Copy all lines below exactly as written. Leave pictures out.

# # #

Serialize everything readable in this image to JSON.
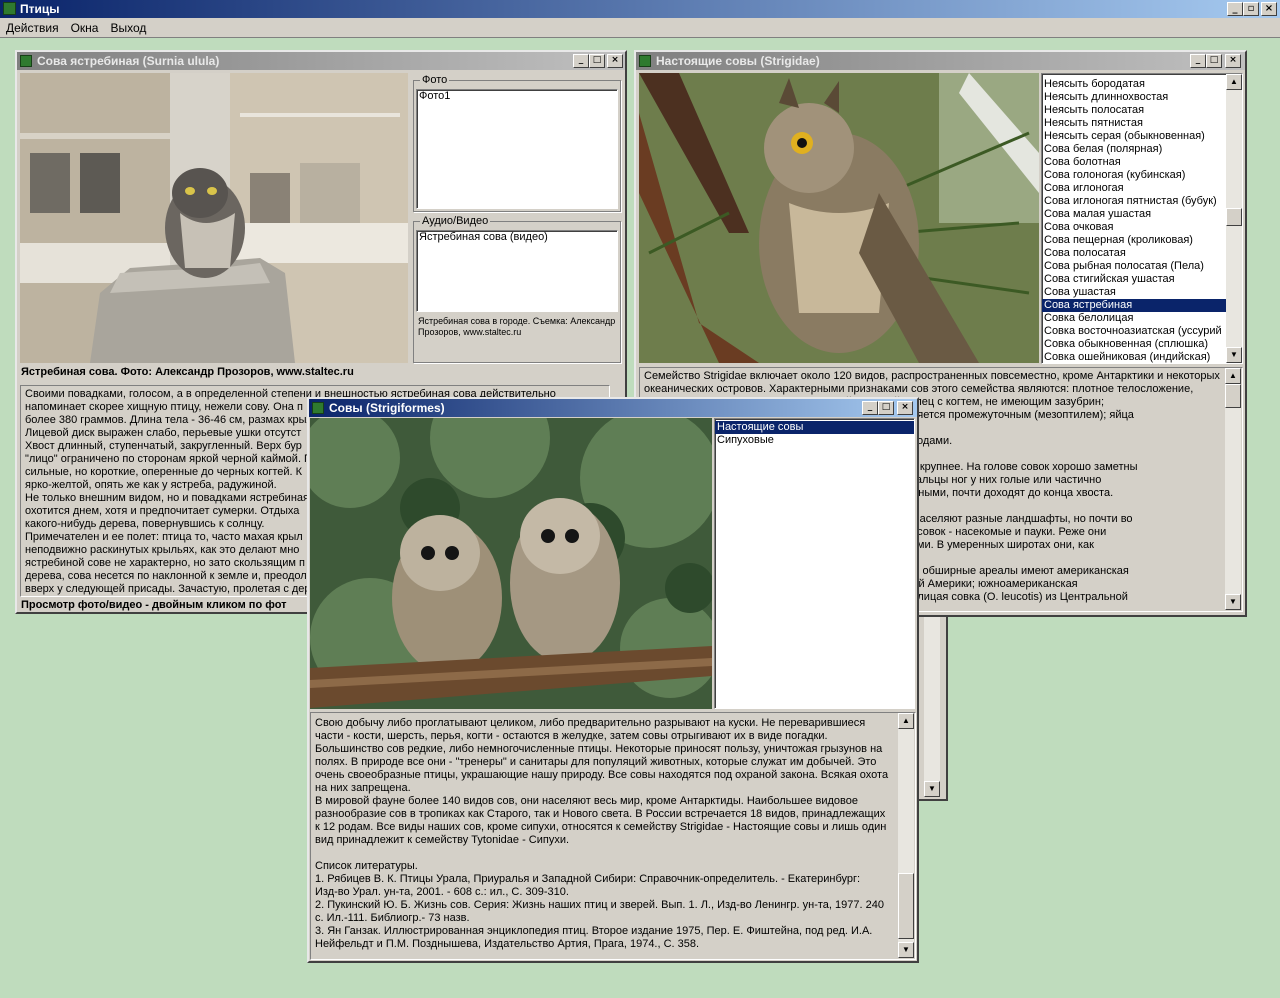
{
  "app": {
    "title": "Птицы"
  },
  "menu": [
    "Действия",
    "Окна",
    "Выход"
  ],
  "win1": {
    "title": "Сова ястребиная (Surnia ulula)",
    "photo_group": "Фото",
    "photo_items": [
      "Фото1"
    ],
    "av_group": "Аудио/Видео",
    "av_items": [
      "Ястребиная сова (видео)"
    ],
    "av_caption": "Ястребиная сова в городе. Съемка: Александр Прозоров, www.staltec.ru",
    "photo_caption": "Ястребиная сова. Фото: Александр Прозоров, www.staltec.ru",
    "description": "Своими повадками, голосом, а в определенной степени и внешностью ястребиная сова действительно\nнапоминает скорее хищную птицу, нежели сову. Она п\nболее 380 граммов. Длина тела - 36-46 см, размах крыл\nЛицевой диск выражен слабо, перьевые ушки отсутст\nХвост длинный, ступенчатый, закругленный. Верх бур\n\"лицо\" ограничено по сторонам яркой черной каймой. П\nсильные, но короткие, оперенные до черных когтей. К\nярко-желтой, опять же как у ястреба, радужиной.\nНе только внешним видом, но и повадками ястребиная\nохотится днем, хотя и предпочитает сумерки. Отдыха\nкакого-нибудь дерева, повернувшись к солнцу.\nПримечателен и ее полет: птица то, часто махая крыл\nнеподвижно раскинутых крыльях, как это делают мно\nястребиной сове не характерно, но зато скользящим п\nдерева, сова несется по наклонной к земле и, преодол\nвверх у следующей присады. Зачастую, пролетая с дер",
    "hint": "Просмотр фото/видео - двойным кликом по фот"
  },
  "win2": {
    "title": "Настоящие совы (Strigidae)",
    "list": [
      "Неясыть бородатая",
      "Неясыть длиннохвостая",
      "Неясыть полосатая",
      "Неясыть пятнистая",
      "Неясыть серая (обыкновенная)",
      "Сова белая (полярная)",
      "Сова болотная",
      "Сова голоногая (кубинская)",
      "Сова иглоногая",
      "Сова иглоногая пятнистая (бубук)",
      "Сова малая ушастая",
      "Сова очковая",
      "Сова пещерная (кроликовая)",
      "Сова полосатая",
      "Сова рыбная полосатая (Пела)",
      "Сова стигийская ушастая",
      "Сова ушастая",
      "Сова ястребиная",
      "Совка белолицая",
      "Совка восточноазиатская (уссурий",
      "Совка обыкновенная (сплюшка)",
      "Совка ошейниковая (индийская)"
    ],
    "selected": "Сова ястребиная",
    "description": "Семейство Strigidae включает около 120 видов, распространенных повсеместно, кроме Антарктики и некоторых\nокеанических островов. Характерными признаками сов этого семейства являются: плотное телосложение,\n                                                              ний, средний палец с когтем, не имеющим зазубрин;\n                                                              о развития сменяется промежуточным (мезоптилем); яйца\n\n                                                              одиннадцатью родами.\n\n                                                              оворца или чуть крупнее. На голове совок хорошо заметны\n                                                              ных филинов. Пальцы ног у них голые или частично\n                                                              а будучи сложенными, почти доходят до конца хвоста.\n\n                                                              руппа сов. Они населяют разные ландшафты, но почти во\n                                                              Основная пища совок - насекомые и пауки. Реже они\n                                                              ими позвоночными. В умеренных широтах они, как\n\n                                                              Из них наиболее обширные ареалы имеют американская\n                                                              й части Северной Америки; южноамериканская\n                                                              й Америки; белолицая совка (O. leucotis) из Центральной"
  },
  "win3": {
    "title": "Совы (Strigiformes)",
    "list": [
      "Настоящие совы",
      "Сипуховые"
    ],
    "selected": "Настоящие совы",
    "description": "Свою добычу либо проглатывают целиком, либо предварительно разрывают на куски. Не переварившиеся\nчасти - кости, шерсть, перья, когти - остаются в желудке, затем совы отрыгивают их в виде погадки.\nБольшинство сов редкие, либо немногочисленные птицы. Некоторые приносят пользу, уничтожая грызунов на\nполях. В природе все они - \"тренеры\" и санитары для популяций животных, которые служат им добычей. Это\nочень своеобразные птицы, украшающие нашу природу. Все совы находятся под охраной закона. Всякая охота\nна них запрещена.\nВ мировой фауне более 140 видов сов, они населяют весь мир, кроме Антарктиды. Наибольшее видовое\nразнообразие сов в тропиках как Старого, так и Нового света. В России встречается 18 видов, принадлежащих\nк 12 родам. Все виды наших сов, кроме сипухи, относятся к семейству Strigidae - Настоящие совы и лишь один\nвид принадлежит к семейству Tytonidae - Сипухи.\n\nСписок литературы.\n1. Рябицев В. К. Птицы Урала, Приуралья и Западной Сибири: Справочник-определитель. - Екатеринбург:\nИзд-во Урал. ун-та, 2001. - 608 с.: ил., С. 309-310.\n2. Пукинский Ю. Б. Жизнь сов. Серия: Жизнь наших птиц и зверей. Вып. 1. Л., Изд-во Ленингр. ун-та, 1977. 240\nс. Ил.-111. Библиогр.- 73 назв.\n3. Ян Ганзак. Иллюстрированная энциклопедия птиц. Второе издание 1975, Пер. Е. Фиштейна, под ред. И.А.\nНейфельдт и П.М. Позднышева, Издательство Артия, Прага, 1974., С. 358."
  },
  "icons": {
    "minimize": "minimize-icon",
    "maximize": "maximize-icon",
    "close": "close-icon",
    "scroll_up": "arrow-up-icon",
    "scroll_down": "arrow-down-icon"
  }
}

# # #

- Output of the task:
Serialize everything readable in this image to JSON.
{
  "app": {
    "title": "Птицы"
  },
  "menu": [
    "Действия",
    "Окна",
    "Выход"
  ],
  "win1": {
    "title": "Сова ястребиная (Surnia ulula)",
    "photo_group": "Фото",
    "photo_items": [
      "Фото1"
    ],
    "av_group": "Аудио/Видео",
    "av_items": [
      "Ястребиная сова (видео)"
    ],
    "av_caption": "Ястребиная сова в городе. Съемка: Александр Прозоров, www.staltec.ru",
    "photo_caption": "Ястребиная сова. Фото: Александр Прозоров, www.staltec.ru",
    "description": "Своими повадками, голосом, а в определенной степени и внешностью ястребиная сова действительно\nнапоминает скорее хищную птицу, нежели сову. Она п\nболее 380 граммов. Длина тела - 36-46 см, размах крыл\nЛицевой диск выражен слабо, перьевые ушки отсутст\nХвост длинный, ступенчатый, закругленный. Верх бур\n\"лицо\" ограничено по сторонам яркой черной каймой. П\nсильные, но короткие, оперенные до черных когтей. К\nярко-желтой, опять же как у ястреба, радужиной.\nНе только внешним видом, но и повадками ястребиная\nохотится днем, хотя и предпочитает сумерки. Отдыха\nкакого-нибудь дерева, повернувшись к солнцу.\nПримечателен и ее полет: птица то, часто махая крыл\nнеподвижно раскинутых крыльях, как это делают мно\nястребиной сове не характерно, но зато скользящим п\nдерева, сова несется по наклонной к земле и, преодол\nвверх у следующей присады. Зачастую, пролетая с дер",
    "hint": "Просмотр фото/видео - двойным кликом по фот"
  },
  "win2": {
    "title": "Настоящие совы (Strigidae)",
    "list": [
      "Неясыть бородатая",
      "Неясыть длиннохвостая",
      "Неясыть полосатая",
      "Неясыть пятнистая",
      "Неясыть серая (обыкновенная)",
      "Сова белая (полярная)",
      "Сова болотная",
      "Сова голоногая (кубинская)",
      "Сова иглоногая",
      "Сова иглоногая пятнистая (бубук)",
      "Сова малая ушастая",
      "Сова очковая",
      "Сова пещерная (кроликовая)",
      "Сова полосатая",
      "Сова рыбная полосатая (Пела)",
      "Сова стигийская ушастая",
      "Сова ушастая",
      "Сова ястребиная",
      "Совка белолицая",
      "Совка восточноазиатская (уссурий",
      "Совка обыкновенная (сплюшка)",
      "Совка ошейниковая (индийская)"
    ],
    "selected": "Сова ястребиная",
    "description": "Семейство Strigidae включает около 120 видов, распространенных повсеместно, кроме Антарктики и некоторых\nокеанических островов. Характерными признаками сов этого семейства являются: плотное телосложение,\n                                                              ний, средний палец с когтем, не имеющим зазубрин;\n                                                              о развития сменяется промежуточным (мезоптилем); яйца\n\n                                                              одиннадцатью родами.\n\n                                                              оворца или чуть крупнее. На голове совок хорошо заметны\n                                                              ных филинов. Пальцы ног у них голые или частично\n                                                              а будучи сложенными, почти доходят до конца хвоста.\n\n                                                              руппа сов. Они населяют разные ландшафты, но почти во\n                                                              Основная пища совок - насекомые и пауки. Реже они\n                                                              ими позвоночными. В умеренных широтах они, как\n\n                                                              Из них наиболее обширные ареалы имеют американская\n                                                              й части Северной Америки; южноамериканская\n                                                              й Америки; белолицая совка (O. leucotis) из Центральной"
  },
  "win3": {
    "title": "Совы (Strigiformes)",
    "list": [
      "Настоящие совы",
      "Сипуховые"
    ],
    "selected": "Настоящие совы",
    "description": "Свою добычу либо проглатывают целиком, либо предварительно разрывают на куски. Не переварившиеся\nчасти - кости, шерсть, перья, когти - остаются в желудке, затем совы отрыгивают их в виде погадки.\nБольшинство сов редкие, либо немногочисленные птицы. Некоторые приносят пользу, уничтожая грызунов на\nполях. В природе все они - \"тренеры\" и санитары для популяций животных, которые служат им добычей. Это\nочень своеобразные птицы, украшающие нашу природу. Все совы находятся под охраной закона. Всякая охота\nна них запрещена.\nВ мировой фауне более 140 видов сов, они населяют весь мир, кроме Антарктиды. Наибольшее видовое\nразнообразие сов в тропиках как Старого, так и Нового света. В России встречается 18 видов, принадлежащих\nк 12 родам. Все виды наших сов, кроме сипухи, относятся к семейству Strigidae - Настоящие совы и лишь один\nвид принадлежит к семейству Tytonidae - Сипухи.\n\nСписок литературы.\n1. Рябицев В. К. Птицы Урала, Приуралья и Западной Сибири: Справочник-определитель. - Екатеринбург:\nИзд-во Урал. ун-та, 2001. - 608 с.: ил., С. 309-310.\n2. Пукинский Ю. Б. Жизнь сов. Серия: Жизнь наших птиц и зверей. Вып. 1. Л., Изд-во Ленингр. ун-та, 1977. 240\nс. Ил.-111. Библиогр.- 73 назв.\n3. Ян Ганзак. Иллюстрированная энциклопедия птиц. Второе издание 1975, Пер. Е. Фиштейна, под ред. И.А.\nНейфельдт и П.М. Позднышева, Издательство Артия, Прага, 1974., С. 358."
  },
  "icons": {
    "minimize": "minimize-icon",
    "maximize": "maximize-icon",
    "close": "close-icon",
    "scroll_up": "arrow-up-icon",
    "scroll_down": "arrow-down-icon"
  }
}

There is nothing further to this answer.